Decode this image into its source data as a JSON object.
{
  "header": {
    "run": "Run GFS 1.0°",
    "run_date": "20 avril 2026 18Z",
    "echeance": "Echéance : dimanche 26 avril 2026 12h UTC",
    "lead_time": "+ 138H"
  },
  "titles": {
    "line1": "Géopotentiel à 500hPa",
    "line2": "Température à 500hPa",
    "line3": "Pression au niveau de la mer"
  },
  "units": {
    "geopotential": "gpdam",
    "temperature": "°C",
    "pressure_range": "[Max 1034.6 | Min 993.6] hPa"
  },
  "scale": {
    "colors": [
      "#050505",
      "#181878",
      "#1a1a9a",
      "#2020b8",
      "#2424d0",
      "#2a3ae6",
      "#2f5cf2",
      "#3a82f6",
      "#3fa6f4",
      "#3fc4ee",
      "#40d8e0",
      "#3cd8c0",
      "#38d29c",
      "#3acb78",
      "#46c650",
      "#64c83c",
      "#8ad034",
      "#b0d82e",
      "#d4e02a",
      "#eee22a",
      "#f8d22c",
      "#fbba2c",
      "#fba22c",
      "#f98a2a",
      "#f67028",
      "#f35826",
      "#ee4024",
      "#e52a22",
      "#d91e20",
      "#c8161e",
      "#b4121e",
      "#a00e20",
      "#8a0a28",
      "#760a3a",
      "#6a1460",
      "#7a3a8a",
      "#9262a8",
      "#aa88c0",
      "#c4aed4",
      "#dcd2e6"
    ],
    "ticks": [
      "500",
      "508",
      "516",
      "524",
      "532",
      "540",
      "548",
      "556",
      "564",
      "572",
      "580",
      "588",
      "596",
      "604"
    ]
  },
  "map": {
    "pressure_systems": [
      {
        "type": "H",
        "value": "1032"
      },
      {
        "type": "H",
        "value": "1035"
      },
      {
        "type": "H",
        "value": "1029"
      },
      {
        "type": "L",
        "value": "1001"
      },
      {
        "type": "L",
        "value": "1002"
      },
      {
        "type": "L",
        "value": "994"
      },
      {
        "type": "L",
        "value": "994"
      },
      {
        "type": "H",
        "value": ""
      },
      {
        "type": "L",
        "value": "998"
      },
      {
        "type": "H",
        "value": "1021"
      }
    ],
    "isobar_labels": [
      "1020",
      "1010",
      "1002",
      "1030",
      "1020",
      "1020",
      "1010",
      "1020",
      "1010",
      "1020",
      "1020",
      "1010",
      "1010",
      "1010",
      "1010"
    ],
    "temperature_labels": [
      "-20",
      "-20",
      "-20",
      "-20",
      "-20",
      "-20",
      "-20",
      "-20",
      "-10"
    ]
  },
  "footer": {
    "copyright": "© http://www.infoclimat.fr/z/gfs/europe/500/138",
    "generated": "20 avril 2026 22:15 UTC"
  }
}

● ● ● ● ●

Exercise |
Set down every record above exactly as given.

Answer to this exercise |
Decode this image into its source data as a JSON object.
{
  "header": {
    "run": "Run GFS 1.0°",
    "run_date": "20 avril 2026 18Z",
    "echeance": "Echéance : dimanche 26 avril 2026 12h UTC",
    "lead_time": "+ 138H"
  },
  "titles": {
    "line1": "Géopotentiel à 500hPa",
    "line2": "Température à 500hPa",
    "line3": "Pression au niveau de la mer"
  },
  "units": {
    "geopotential": "gpdam",
    "temperature": "°C",
    "pressure_range": "[Max 1034.6 | Min 993.6] hPa"
  },
  "scale": {
    "colors": [
      "#050505",
      "#181878",
      "#1a1a9a",
      "#2020b8",
      "#2424d0",
      "#2a3ae6",
      "#2f5cf2",
      "#3a82f6",
      "#3fa6f4",
      "#3fc4ee",
      "#40d8e0",
      "#3cd8c0",
      "#38d29c",
      "#3acb78",
      "#46c650",
      "#64c83c",
      "#8ad034",
      "#b0d82e",
      "#d4e02a",
      "#eee22a",
      "#f8d22c",
      "#fbba2c",
      "#fba22c",
      "#f98a2a",
      "#f67028",
      "#f35826",
      "#ee4024",
      "#e52a22",
      "#d91e20",
      "#c8161e",
      "#b4121e",
      "#a00e20",
      "#8a0a28",
      "#760a3a",
      "#6a1460",
      "#7a3a8a",
      "#9262a8",
      "#aa88c0",
      "#c4aed4",
      "#dcd2e6"
    ],
    "ticks": [
      "500",
      "508",
      "516",
      "524",
      "532",
      "540",
      "548",
      "556",
      "564",
      "572",
      "580",
      "588",
      "596",
      "604"
    ]
  },
  "map": {
    "pressure_systems": [
      {
        "type": "H",
        "value": "1032"
      },
      {
        "type": "H",
        "value": "1035"
      },
      {
        "type": "H",
        "value": "1029"
      },
      {
        "type": "L",
        "value": "1001"
      },
      {
        "type": "L",
        "value": "1002"
      },
      {
        "type": "L",
        "value": "994"
      },
      {
        "type": "L",
        "value": "994"
      },
      {
        "type": "H",
        "value": ""
      },
      {
        "type": "L",
        "value": "998"
      },
      {
        "type": "H",
        "value": "1021"
      }
    ],
    "isobar_labels": [
      "1020",
      "1010",
      "1002",
      "1030",
      "1020",
      "1020",
      "1010",
      "1020",
      "1010",
      "1020",
      "1020",
      "1010",
      "1010",
      "1010",
      "1010"
    ],
    "temperature_labels": [
      "-20",
      "-20",
      "-20",
      "-20",
      "-20",
      "-20",
      "-20",
      "-20",
      "-10"
    ]
  },
  "footer": {
    "copyright": "© http://www.infoclimat.fr/z/gfs/europe/500/138",
    "generated": "20 avril 2026 22:15 UTC"
  }
}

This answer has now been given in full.